___ Extracted records ___

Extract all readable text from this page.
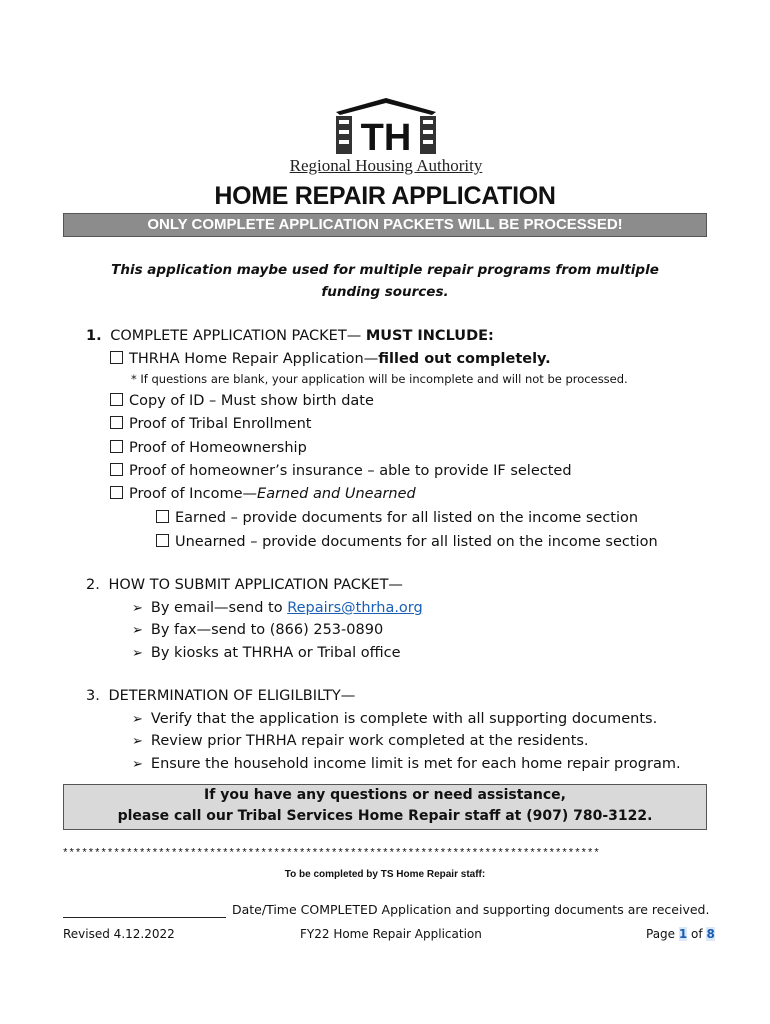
TH
Regional Housing Authority
HOME REPAIR APPLICATION
ONLY COMPLETE APPLICATION PACKETS WILL BE PROCESSED!
This application maybe used for multiple repair programs from multiple funding sources.
1. COMPLETE APPLICATION PACKET— MUST INCLUDE:
THRHA Home Repair Application—filled out completely.
* If questions are blank, your application will be incomplete and will not be processed.
Copy of ID – Must show birth date
Proof of Tribal Enrollment
Proof of Homeownership
Proof of homeowner’s insurance – able to provide IF selected
Proof of Income—Earned and Unearned
Earned – provide documents for all listed on the income section
Unearned – provide documents for all listed on the income section
2. HOW TO SUBMIT APPLICATION PACKET—
➢ By email—send to Repairs@thrha.org
➢ By fax—send to (866) 253-0890
➢ By kiosks at THRHA or Tribal office
3. DETERMINATION OF ELIGILBILTY—
➢ Verify that the application is complete with all supporting documents.
➢ Review prior THRHA repair work completed at the residents.
➢ Ensure the household income limit is met for each home repair program.
If you have any questions or need assistance,
please call our Tribal Services Home Repair staff at (907) 780-3122.
************************************************************************************
To be completed by TS Home Repair staff:
Date/Time COMPLETED Application and supporting documents are received.
Revised 4.12.2022	FY22 Home Repair Application	Page 1 of 8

___

Direction - Identify how many lines in the entries above include the string "from", then state that number alone.

Result of this task - 2